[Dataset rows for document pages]
━━━━━━━━━━━━━━━━
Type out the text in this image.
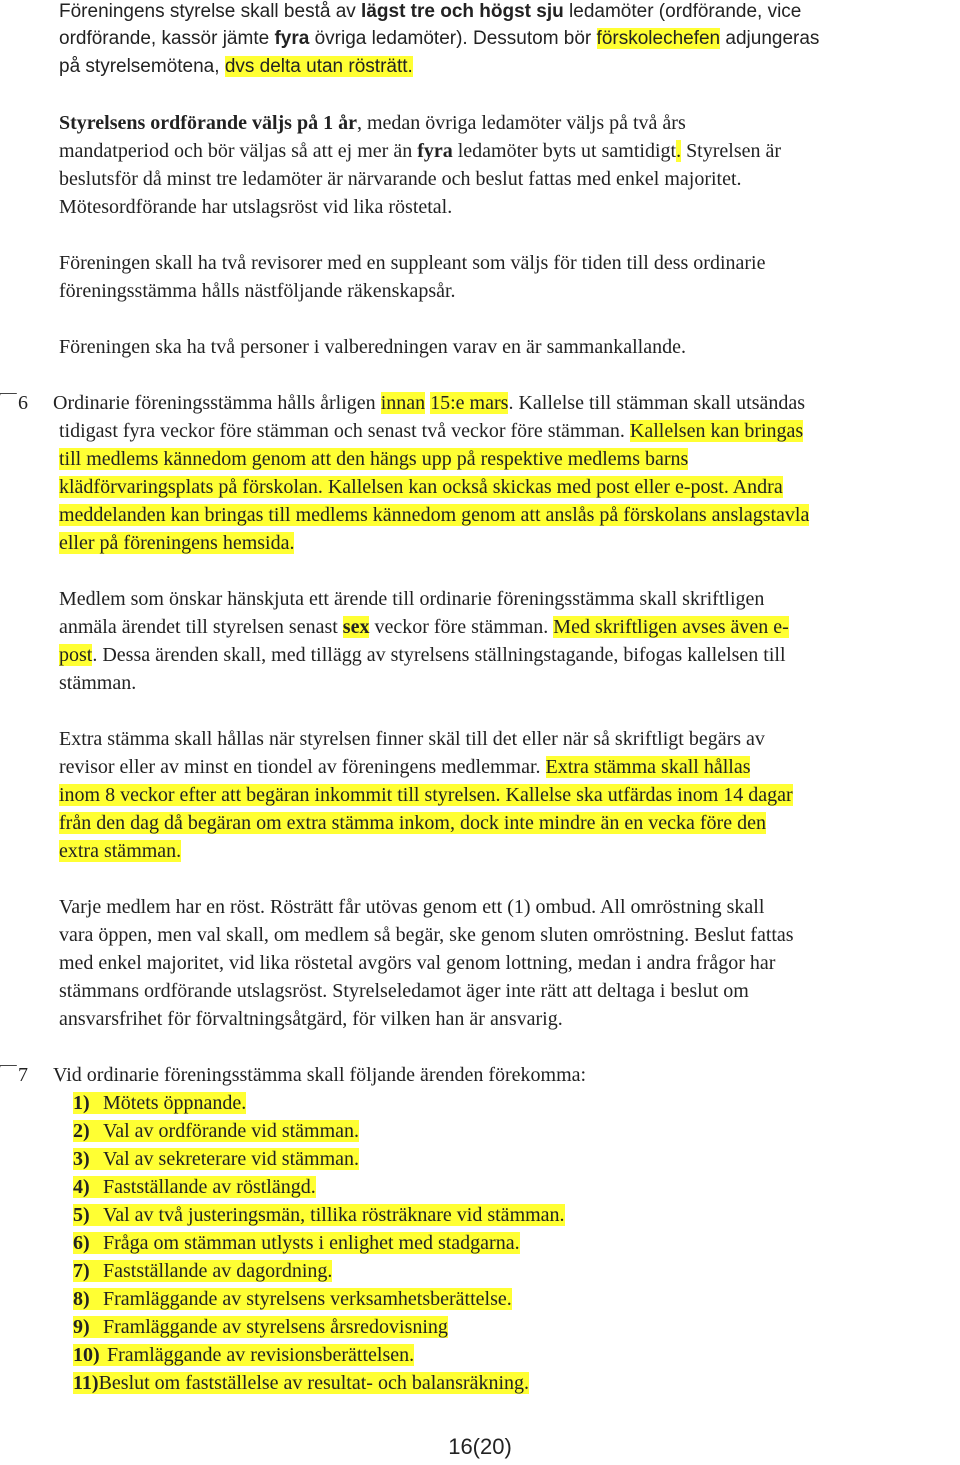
Föreningens styrelse skall bestå av lägst tre och högst sju ledamöter (ordförande, vice
ordförande, kassör jämte fyra övriga ledamöter). Dessutom bör förskolechefen adjungeras
på styrelsemötena, dvs delta utan rösträtt.
Styrelsens ordförande väljs på 1 år, medan övriga ledamöter väljs på två års
mandatperiod och bör väljas så att ej mer än fyra ledamöter byts ut samtidigt. Styrelsen är
beslutsför då minst tre ledamöter är närvarande och beslut fattas med enkel majoritet.
Mötesordförande har utslagsröst vid lika röstetal.
Föreningen skall ha två revisorer med en suppleant som väljs för tiden till dess ordinarie
föreningsstämma hålls nästföljande räkenskapsår.
Föreningen ska ha två personer i valberedningen varav en är sammankallande.
6 Ordinarie föreningsstämma hålls årligen innan 15:e mars. Kallelse till stämman skall utsändas
tidigast fyra veckor före stämman och senast två veckor före stämman. Kallelsen kan bringas
till medlems kännedom genom att den hängs upp på respektive medlems barns
klädförvaringsplats på förskolan. Kallelsen kan också skickas med post eller e-post. Andra
meddelanden kan bringas till medlems kännedom genom att anslås på förskolans anslagstavla
eller på föreningens hemsida.
Medlem som önskar hänskjuta ett ärende till ordinarie föreningsstämma skall skriftligen
anmäla ärendet till styrelsen senast sex veckor före stämman. Med skriftligen avses även e-
post. Dessa ärenden skall, med tillägg av styrelsens ställningstagande, bifogas kallelsen till
stämman.
Extra stämma skall hållas när styrelsen finner skäl till det eller när så skriftligt begärs av
revisor eller av minst en tiondel av föreningens medlemmar. Extra stämma skall hållas
inom 8 veckor efter att begäran inkommit till styrelsen. Kallelse ska utfärdas inom 14 dagar
från den dag då begäran om extra stämma inkom, dock inte mindre än en vecka före den
extra stämman.
Varje medlem har en röst. Rösträtt får utövas genom ett (1) ombud. All omröstning skall
vara öppen, men val skall, om medlem så begär, ske genom sluten omröstning. Beslut fattas
med enkel majoritet, vid lika röstetal avgörs val genom lottning, medan i andra frågor har
stämmans ordförande utslagsröst. Styrelseledamot äger inte rätt att deltaga i beslut om
ansvarsfrihet för förvaltningsåtgärd, för vilken han är ansvarig.
7 Vid ordinarie föreningsstämma skall följande ärenden förekomma:
1) Mötets öppnande.
2) Val av ordförande vid stämman.
3) Val av sekreterare vid stämman.
4) Fastställande av röstlängd.
5) Val av två justeringsmän, tillika rösträknare vid stämman.
6) Fråga om stämman utlysts i enlighet med stadgarna.
7) Fastställande av dagordning.
8) Framläggande av styrelsens verksamhetsberättelse.
9) Framläggande av styrelsens årsredovisning
10) Framläggande av revisionsberättelsen.
11)Beslut om fastställelse av resultat- och balansräkning.
16(20)
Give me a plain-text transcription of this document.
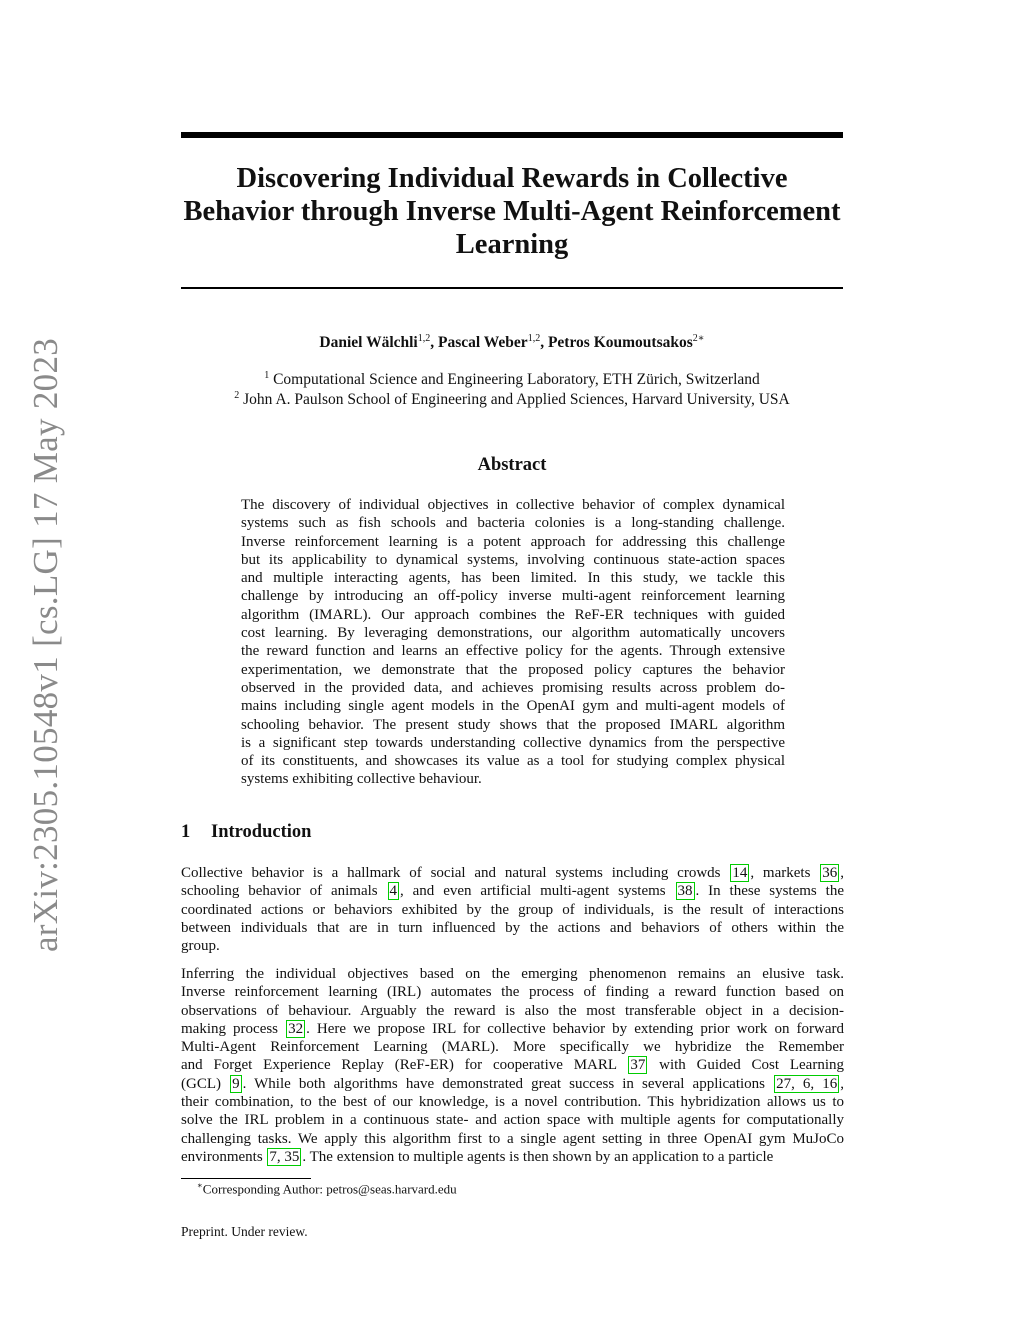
arXiv:2305.10548v1 [cs.LG] 17 May 2023
Discovering Individual Rewards in Collective
Behavior through Inverse Multi-Agent Reinforcement
Learning
Daniel Wälchli$^{1,2}$, Pascal Weber$^{1,2}$, Petros Koumoutsakos$^{2∗}$
$^1$ Computational Science and Engineering Laboratory, ETH Zürich, Switzerland
$^2$ John A. Paulson School of Engineering and Applied Sciences, Harvard University, USA
Abstract
The discovery of individual objectives in collective behavior of complex dynamical
systems such as fish schools and bacteria colonies is a long-standing challenge.
Inverse reinforcement learning is a potent approach for addressing this challenge
but its applicability to dynamical systems, involving continuous state-action spaces
and multiple interacting agents, has been limited. In this study, we tackle this
challenge by introducing an off-policy inverse multi-agent reinforcement learning
algorithm (IMARL). Our approach combines the ReF-ER techniques with guided
cost learning. By leveraging demonstrations, our algorithm automatically uncovers
the reward function and learns an effective policy for the agents. Through extensive
experimentation, we demonstrate that the proposed policy captures the behavior
observed in the provided data, and achieves promising results across problem do-
mains including single agent models in the OpenAI gym and multi-agent models of
schooling behavior. The present study shows that the proposed IMARL algorithm
is a significant step towards understanding collective dynamics from the perspective
of its constituents, and showcases its value as a tool for studying complex physical
systems exhibiting collective behaviour.
1 Introduction
Collective behavior is a hallmark of social and natural systems including crowds 14 , markets 36 ,
schooling behavior of animals 4 , and even artificial multi-agent systems 38 . In these systems the
coordinated actions or behaviors exhibited by the group of individuals, is the result of interactions
between individuals that are in turn influenced by the actions and behaviors of others within the
group.
Inferring the individual objectives based on the emerging phenomenon remains an elusive task.
Inverse reinforcement learning (IRL) automates the process of finding a reward function based on
observations of behaviour. Arguably the reward is also the most transferable object in a decision-
making process 32 . Here we propose IRL for collective behavior by extending prior work on forward
Multi-Agent Reinforcement Learning (MARL). More specifically we hybridize the Remember
and Forget Experience Replay (ReF-ER) for cooperative MARL 37 with Guided Cost Learning
(GCL) 9 . While both algorithms have demonstrated great success in several applications 27, 6, 16 ,
their combination, to the best of our knowledge, is a novel contribution. This hybridization allows us to
solve the IRL problem in a continuous state- and action space with multiple agents for computationally
challenging tasks. We apply this algorithm first to a single agent setting in three OpenAI gym MuJoCo
environments 7, 35 . The extension to multiple agents is then shown by an application to a particle
∗Corresponding Author: petros@seas.harvard.edu
Preprint. Under review.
━━━━━━━━━━━━━━━━
How to complete this task:
Your reply is the full set of entries reproduced exactly, with images omitted.

Exercise result:
Type out the text in this image.
Föreningens styrelse skall bestå av lägst tre och högst sju ledamöter (ordförande, vice
ordförande, kassör jämte fyra övriga ledamöter). Dessutom bör förskolechefen adjungeras
på styrelsemötena, dvs delta utan rösträtt.
Styrelsens ordförande väljs på 1 år, medan övriga ledamöter väljs på två års
mandatperiod och bör väljas så att ej mer än fyra ledamöter byts ut samtidigt. Styrelsen är
beslutsför då minst tre ledamöter är närvarande och beslut fattas med enkel majoritet.
Mötesordförande har utslagsröst vid lika röstetal.
Föreningen skall ha två revisorer med en suppleant som väljs för tiden till dess ordinarie
föreningsstämma hålls nästföljande räkenskapsår.
Föreningen ska ha två personer i valberedningen varav en är sammankallande.
6 Ordinarie föreningsstämma hålls årligen innan 15:e mars. Kallelse till stämman skall utsändas
tidigast fyra veckor före stämman och senast två veckor före stämman. Kallelsen kan bringas
till medlems kännedom genom att den hängs upp på respektive medlems barns
klädförvaringsplats på förskolan. Kallelsen kan också skickas med post eller e-post. Andra
meddelanden kan bringas till medlems kännedom genom att anslås på förskolans anslagstavla
eller på föreningens hemsida.
Medlem som önskar hänskjuta ett ärende till ordinarie föreningsstämma skall skriftligen
anmäla ärendet till styrelsen senast sex veckor före stämman. Med skriftligen avses även e-
post. Dessa ärenden skall, med tillägg av styrelsens ställningstagande, bifogas kallelsen till
stämman.
Extra stämma skall hållas när styrelsen finner skäl till det eller när så skriftligt begärs av
revisor eller av minst en tiondel av föreningens medlemmar. Extra stämma skall hållas
inom 8 veckor efter att begäran inkommit till styrelsen. Kallelse ska utfärdas inom 14 dagar
från den dag då begäran om extra stämma inkom, dock inte mindre än en vecka före den
extra stämman.
Varje medlem har en röst. Rösträtt får utövas genom ett (1) ombud. All omröstning skall
vara öppen, men val skall, om medlem så begär, ske genom sluten omröstning. Beslut fattas
med enkel majoritet, vid lika röstetal avgörs val genom lottning, medan i andra frågor har
stämmans ordförande utslagsröst. Styrelseledamot äger inte rätt att deltaga i beslut om
ansvarsfrihet för förvaltningsåtgärd, för vilken han är ansvarig.
7 Vid ordinarie föreningsstämma skall följande ärenden förekomma:
1) Mötets öppnande.
2) Val av ordförande vid stämman.
3) Val av sekreterare vid stämman.
4) Fastställande av röstlängd.
5) Val av två justeringsmän, tillika rösträknare vid stämman.
6) Fråga om stämman utlysts i enlighet med stadgarna.
7) Fastställande av dagordning.
8) Framläggande av styrelsens verksamhetsberättelse.
9) Framläggande av styrelsens årsredovisning
10) Framläggande av revisionsberättelsen.
11)Beslut om fastställelse av resultat- och balansräkning.
16(20)
Give me a plain-text transcription of this document.
arXiv:2305.10548v1 [cs.LG] 17 May 2023
Discovering Individual Rewards in Collective
Behavior through Inverse Multi-Agent Reinforcement
Learning
Daniel Wälchli$^{1,2}$, Pascal Weber$^{1,2}$, Petros Koumoutsakos$^{2∗}$
$^1$ Computational Science and Engineering Laboratory, ETH Zürich, Switzerland
$^2$ John A. Paulson School of Engineering and Applied Sciences, Harvard University, USA
Abstract
The discovery of individual objectives in collective behavior of complex dynamical
systems such as fish schools and bacteria colonies is a long-standing challenge.
Inverse reinforcement learning is a potent approach for addressing this challenge
but its applicability to dynamical systems, involving continuous state-action spaces
and multiple interacting agents, has been limited. In this study, we tackle this
challenge by introducing an off-policy inverse multi-agent reinforcement learning
algorithm (IMARL). Our approach combines the ReF-ER techniques with guided
cost learning. By leveraging demonstrations, our algorithm automatically uncovers
the reward function and learns an effective policy for the agents. Through extensive
experimentation, we demonstrate that the proposed policy captures the behavior
observed in the provided data, and achieves promising results across problem do-
mains including single agent models in the OpenAI gym and multi-agent models of
schooling behavior. The present study shows that the proposed IMARL algorithm
is a significant step towards understanding collective dynamics from the perspective
of its constituents, and showcases its value as a tool for studying complex physical
systems exhibiting collective behaviour.
1 Introduction
Collective behavior is a hallmark of social and natural systems including crowds 14 , markets 36 ,
schooling behavior of animals 4 , and even artificial multi-agent systems 38 . In these systems the
coordinated actions or behaviors exhibited by the group of individuals, is the result of interactions
between individuals that are in turn influenced by the actions and behaviors of others within the
group.
Inferring the individual objectives based on the emerging phenomenon remains an elusive task.
Inverse reinforcement learning (IRL) automates the process of finding a reward function based on
observations of behaviour. Arguably the reward is also the most transferable object in a decision-
making process 32 . Here we propose IRL for collective behavior by extending prior work on forward
Multi-Agent Reinforcement Learning (MARL). More specifically we hybridize the Remember
and Forget Experience Replay (ReF-ER) for cooperative MARL 37 with Guided Cost Learning
(GCL) 9 . While both algorithms have demonstrated great success in several applications 27, 6, 16 ,
their combination, to the best of our knowledge, is a novel contribution. This hybridization allows us to
solve the IRL problem in a continuous state- and action space with multiple agents for computationally
challenging tasks. We apply this algorithm first to a single agent setting in three OpenAI gym MuJoCo
environments 7, 35 . The extension to multiple agents is then shown by an application to a particle
∗Corresponding Author: petros@seas.harvard.edu
Preprint. Under review.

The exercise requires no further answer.